> Records to process:
>>>>
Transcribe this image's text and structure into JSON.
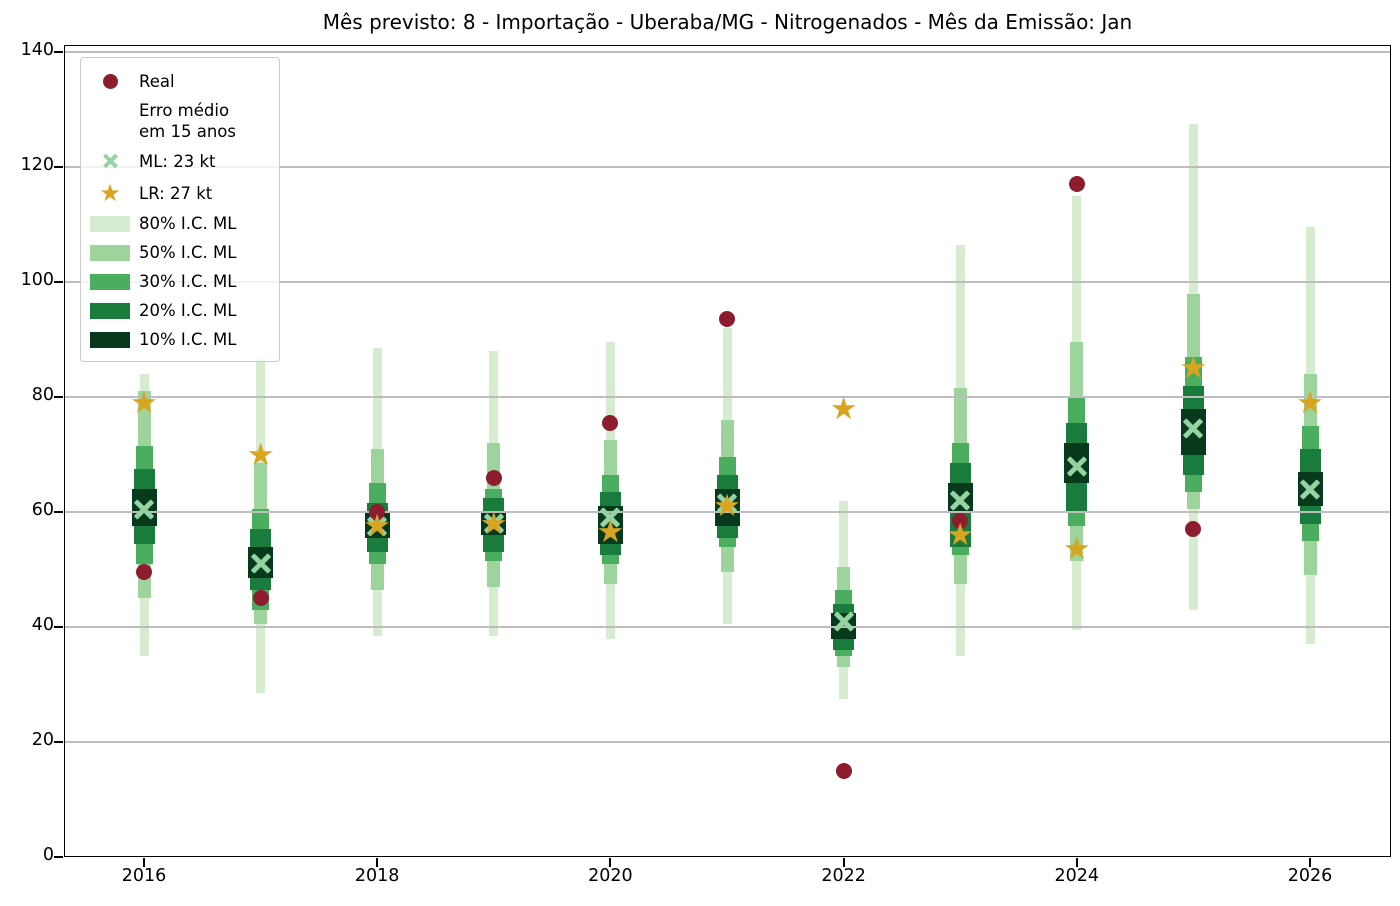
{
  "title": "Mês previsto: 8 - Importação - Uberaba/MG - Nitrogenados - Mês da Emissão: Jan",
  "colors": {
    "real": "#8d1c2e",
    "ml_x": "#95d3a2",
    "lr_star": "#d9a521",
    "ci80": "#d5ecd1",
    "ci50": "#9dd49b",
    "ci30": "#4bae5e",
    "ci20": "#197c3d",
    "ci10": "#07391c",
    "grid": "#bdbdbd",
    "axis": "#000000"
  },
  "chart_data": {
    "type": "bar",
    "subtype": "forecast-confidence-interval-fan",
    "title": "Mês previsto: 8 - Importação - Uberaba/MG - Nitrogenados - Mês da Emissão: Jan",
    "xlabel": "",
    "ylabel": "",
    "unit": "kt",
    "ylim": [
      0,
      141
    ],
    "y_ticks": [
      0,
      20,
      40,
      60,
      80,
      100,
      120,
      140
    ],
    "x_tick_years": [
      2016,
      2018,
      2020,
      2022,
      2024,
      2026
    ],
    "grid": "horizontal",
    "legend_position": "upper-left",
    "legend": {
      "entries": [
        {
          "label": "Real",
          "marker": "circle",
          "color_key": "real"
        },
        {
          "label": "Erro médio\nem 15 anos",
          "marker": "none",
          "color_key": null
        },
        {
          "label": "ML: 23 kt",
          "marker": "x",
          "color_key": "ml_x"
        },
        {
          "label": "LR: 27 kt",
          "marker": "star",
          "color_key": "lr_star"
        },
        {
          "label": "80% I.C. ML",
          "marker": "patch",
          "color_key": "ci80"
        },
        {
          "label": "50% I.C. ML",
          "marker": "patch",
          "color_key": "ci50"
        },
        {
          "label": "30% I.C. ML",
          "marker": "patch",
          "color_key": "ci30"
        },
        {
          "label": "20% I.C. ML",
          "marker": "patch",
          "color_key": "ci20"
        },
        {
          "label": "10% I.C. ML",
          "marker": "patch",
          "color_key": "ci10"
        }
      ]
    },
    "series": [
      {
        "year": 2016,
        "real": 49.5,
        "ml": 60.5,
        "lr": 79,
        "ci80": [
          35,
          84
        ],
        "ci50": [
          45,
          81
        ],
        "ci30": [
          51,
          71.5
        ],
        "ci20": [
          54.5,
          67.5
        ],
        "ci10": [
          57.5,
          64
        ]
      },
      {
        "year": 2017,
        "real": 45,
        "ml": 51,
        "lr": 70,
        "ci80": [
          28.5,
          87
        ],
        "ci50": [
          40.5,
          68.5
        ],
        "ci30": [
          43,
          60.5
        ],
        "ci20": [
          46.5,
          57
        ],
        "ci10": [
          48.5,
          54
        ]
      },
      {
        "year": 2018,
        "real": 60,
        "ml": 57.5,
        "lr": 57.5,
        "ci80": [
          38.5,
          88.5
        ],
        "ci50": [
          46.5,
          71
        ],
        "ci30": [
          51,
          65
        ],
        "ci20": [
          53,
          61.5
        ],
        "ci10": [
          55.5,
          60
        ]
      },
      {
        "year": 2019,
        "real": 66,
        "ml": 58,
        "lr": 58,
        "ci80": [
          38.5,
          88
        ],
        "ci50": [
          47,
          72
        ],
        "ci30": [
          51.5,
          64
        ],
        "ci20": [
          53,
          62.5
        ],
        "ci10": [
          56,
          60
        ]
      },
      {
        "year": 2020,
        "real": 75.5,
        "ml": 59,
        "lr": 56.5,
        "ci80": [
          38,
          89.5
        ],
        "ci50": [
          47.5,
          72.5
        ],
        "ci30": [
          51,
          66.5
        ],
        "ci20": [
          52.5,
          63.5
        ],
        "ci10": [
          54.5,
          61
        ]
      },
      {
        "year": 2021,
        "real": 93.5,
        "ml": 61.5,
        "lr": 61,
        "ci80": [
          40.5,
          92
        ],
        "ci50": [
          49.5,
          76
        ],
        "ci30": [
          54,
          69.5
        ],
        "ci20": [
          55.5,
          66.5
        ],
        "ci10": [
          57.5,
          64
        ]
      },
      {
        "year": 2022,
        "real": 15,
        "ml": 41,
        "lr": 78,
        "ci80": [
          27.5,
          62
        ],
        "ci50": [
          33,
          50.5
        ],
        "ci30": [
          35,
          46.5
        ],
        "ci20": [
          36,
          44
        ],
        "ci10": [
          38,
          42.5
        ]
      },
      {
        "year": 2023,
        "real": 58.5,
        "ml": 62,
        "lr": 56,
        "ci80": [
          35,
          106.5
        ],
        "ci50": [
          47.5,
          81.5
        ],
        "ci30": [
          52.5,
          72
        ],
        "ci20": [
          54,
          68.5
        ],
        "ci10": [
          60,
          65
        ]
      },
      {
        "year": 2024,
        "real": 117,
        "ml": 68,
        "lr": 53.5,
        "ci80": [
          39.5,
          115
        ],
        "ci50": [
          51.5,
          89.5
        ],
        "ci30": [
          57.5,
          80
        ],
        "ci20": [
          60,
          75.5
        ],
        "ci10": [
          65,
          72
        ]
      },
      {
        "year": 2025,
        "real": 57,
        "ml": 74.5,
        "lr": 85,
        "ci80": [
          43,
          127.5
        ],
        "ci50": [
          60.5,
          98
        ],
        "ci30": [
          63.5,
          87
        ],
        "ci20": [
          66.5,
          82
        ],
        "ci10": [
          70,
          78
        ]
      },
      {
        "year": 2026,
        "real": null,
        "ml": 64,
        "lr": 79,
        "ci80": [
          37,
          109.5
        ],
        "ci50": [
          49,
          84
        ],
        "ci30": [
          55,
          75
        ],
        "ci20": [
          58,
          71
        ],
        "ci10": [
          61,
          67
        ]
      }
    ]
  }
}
<<<<
>>>>
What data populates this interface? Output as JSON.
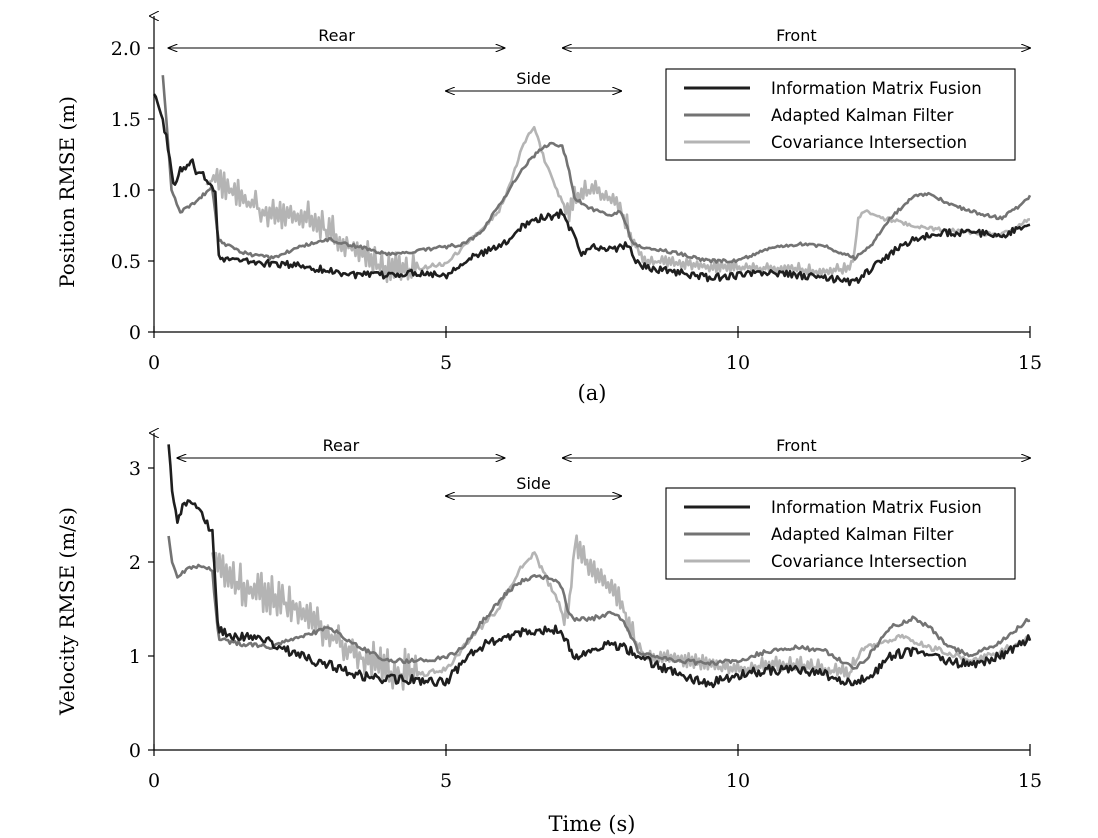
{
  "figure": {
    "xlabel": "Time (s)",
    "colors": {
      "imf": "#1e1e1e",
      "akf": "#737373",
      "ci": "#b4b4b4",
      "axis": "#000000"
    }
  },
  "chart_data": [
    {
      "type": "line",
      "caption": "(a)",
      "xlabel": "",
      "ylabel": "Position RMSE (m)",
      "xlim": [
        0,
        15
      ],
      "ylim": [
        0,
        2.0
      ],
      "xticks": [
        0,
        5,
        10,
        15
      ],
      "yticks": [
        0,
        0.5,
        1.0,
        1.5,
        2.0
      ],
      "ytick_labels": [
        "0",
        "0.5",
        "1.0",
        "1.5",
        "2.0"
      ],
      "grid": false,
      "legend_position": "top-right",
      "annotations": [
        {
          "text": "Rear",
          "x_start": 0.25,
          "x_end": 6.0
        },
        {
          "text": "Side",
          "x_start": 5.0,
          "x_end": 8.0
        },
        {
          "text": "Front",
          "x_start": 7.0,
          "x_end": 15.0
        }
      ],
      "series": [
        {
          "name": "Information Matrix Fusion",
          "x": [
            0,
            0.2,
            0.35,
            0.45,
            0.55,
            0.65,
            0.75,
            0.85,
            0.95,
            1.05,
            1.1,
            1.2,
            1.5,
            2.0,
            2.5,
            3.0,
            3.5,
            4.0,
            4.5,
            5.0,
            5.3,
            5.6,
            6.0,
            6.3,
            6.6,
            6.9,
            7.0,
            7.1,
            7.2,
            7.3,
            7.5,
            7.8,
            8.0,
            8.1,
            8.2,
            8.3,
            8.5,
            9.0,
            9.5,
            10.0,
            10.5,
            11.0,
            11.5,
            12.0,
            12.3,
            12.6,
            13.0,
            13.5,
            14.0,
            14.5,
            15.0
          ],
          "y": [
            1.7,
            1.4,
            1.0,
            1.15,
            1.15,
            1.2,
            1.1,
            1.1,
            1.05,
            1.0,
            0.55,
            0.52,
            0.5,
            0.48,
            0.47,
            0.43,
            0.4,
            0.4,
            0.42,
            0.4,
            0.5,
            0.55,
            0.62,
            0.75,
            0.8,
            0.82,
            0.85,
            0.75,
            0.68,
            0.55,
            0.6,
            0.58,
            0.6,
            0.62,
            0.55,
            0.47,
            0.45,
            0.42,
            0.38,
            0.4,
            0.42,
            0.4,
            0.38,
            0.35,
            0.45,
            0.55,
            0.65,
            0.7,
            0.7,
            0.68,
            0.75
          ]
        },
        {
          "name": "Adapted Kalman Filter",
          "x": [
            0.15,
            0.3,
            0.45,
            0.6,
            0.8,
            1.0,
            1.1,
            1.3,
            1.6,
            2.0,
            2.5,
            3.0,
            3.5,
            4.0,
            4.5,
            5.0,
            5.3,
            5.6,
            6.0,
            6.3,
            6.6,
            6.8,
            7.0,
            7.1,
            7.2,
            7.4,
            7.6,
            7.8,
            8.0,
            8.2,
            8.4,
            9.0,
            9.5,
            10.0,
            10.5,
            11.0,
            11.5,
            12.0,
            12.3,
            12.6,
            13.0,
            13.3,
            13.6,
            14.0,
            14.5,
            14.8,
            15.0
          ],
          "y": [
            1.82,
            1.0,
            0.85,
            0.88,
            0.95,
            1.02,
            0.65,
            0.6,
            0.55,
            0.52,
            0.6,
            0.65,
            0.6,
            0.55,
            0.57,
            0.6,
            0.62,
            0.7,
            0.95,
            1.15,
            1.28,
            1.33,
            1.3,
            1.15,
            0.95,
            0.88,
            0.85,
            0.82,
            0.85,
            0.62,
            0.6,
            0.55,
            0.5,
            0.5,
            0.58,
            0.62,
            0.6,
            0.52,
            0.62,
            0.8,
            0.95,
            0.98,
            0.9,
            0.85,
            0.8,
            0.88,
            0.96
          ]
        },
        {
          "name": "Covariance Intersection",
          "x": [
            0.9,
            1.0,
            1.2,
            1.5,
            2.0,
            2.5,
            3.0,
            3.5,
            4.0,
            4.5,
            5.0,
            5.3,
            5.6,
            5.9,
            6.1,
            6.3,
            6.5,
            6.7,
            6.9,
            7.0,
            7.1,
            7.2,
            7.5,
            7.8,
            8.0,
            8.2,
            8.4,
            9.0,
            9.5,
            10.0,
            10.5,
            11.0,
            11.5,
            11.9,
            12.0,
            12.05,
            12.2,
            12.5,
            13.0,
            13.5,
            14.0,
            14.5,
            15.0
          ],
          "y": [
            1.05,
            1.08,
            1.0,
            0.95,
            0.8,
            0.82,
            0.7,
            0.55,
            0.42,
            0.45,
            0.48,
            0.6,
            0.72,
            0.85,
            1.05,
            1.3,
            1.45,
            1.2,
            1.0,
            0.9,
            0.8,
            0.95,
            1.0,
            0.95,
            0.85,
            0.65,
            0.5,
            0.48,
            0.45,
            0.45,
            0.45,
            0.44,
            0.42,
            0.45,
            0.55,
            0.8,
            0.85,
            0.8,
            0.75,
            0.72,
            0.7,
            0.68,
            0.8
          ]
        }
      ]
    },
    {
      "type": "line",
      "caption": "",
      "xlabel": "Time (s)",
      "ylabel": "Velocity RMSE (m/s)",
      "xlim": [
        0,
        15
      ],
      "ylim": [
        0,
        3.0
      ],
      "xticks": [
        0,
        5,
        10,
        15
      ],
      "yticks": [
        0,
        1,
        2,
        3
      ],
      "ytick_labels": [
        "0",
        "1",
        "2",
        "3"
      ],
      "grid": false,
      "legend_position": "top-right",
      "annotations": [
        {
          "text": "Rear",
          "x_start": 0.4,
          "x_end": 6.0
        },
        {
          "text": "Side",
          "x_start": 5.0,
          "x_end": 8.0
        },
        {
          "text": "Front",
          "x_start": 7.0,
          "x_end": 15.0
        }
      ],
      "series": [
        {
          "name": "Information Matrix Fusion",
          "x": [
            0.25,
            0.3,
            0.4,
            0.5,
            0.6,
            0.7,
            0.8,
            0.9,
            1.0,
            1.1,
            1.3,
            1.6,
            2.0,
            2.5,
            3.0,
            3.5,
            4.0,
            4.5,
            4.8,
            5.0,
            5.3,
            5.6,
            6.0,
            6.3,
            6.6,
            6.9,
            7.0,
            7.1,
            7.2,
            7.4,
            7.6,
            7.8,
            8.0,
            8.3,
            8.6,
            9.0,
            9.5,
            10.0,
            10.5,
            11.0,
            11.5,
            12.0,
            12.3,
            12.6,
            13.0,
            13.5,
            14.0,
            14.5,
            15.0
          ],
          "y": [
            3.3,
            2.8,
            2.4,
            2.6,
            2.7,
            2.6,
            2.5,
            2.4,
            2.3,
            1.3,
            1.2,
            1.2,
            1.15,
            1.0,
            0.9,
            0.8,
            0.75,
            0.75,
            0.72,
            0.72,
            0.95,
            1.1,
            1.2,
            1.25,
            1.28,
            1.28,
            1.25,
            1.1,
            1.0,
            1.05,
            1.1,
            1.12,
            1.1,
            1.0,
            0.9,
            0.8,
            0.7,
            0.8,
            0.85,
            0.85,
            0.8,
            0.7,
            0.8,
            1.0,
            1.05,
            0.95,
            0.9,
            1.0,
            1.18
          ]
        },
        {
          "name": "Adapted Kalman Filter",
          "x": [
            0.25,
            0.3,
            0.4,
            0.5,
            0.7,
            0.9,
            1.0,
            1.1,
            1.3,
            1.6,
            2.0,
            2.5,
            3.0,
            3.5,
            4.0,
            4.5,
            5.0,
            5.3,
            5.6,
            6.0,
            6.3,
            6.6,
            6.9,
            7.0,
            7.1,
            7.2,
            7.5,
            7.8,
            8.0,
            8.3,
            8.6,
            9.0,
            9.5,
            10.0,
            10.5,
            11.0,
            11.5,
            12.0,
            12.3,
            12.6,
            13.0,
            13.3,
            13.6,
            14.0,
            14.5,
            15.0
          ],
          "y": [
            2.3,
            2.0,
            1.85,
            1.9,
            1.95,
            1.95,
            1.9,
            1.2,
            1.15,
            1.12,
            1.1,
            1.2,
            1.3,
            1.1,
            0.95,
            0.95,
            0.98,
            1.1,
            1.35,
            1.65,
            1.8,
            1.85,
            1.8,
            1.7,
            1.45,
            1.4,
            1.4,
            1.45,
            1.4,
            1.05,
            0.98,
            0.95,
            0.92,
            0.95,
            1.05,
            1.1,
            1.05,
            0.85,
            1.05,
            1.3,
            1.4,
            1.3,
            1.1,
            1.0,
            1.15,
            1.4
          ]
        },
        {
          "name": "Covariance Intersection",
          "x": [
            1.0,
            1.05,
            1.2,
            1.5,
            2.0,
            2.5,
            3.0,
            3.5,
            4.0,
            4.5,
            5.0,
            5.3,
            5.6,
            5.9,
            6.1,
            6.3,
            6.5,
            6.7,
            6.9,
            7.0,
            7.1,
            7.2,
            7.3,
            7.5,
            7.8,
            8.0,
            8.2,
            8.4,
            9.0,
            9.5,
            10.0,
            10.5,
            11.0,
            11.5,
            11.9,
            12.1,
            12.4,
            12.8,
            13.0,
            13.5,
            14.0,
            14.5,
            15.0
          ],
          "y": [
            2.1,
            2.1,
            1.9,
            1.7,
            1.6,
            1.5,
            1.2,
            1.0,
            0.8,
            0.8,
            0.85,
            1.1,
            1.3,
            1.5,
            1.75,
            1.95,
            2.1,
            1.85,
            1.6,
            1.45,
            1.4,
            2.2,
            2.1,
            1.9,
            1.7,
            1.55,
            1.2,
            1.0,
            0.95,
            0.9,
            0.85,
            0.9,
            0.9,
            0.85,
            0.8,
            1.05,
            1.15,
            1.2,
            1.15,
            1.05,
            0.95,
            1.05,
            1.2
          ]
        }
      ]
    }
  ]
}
<<<<
> Aim:
Look for the word "xlabel" in every line of the listing and copy the lines that have it.

> Solution for this exercise:
    "xlabel": "",
    "xlabel": "Time (s)",
      "xlabel": "",
      "xlabel": "Time (s)",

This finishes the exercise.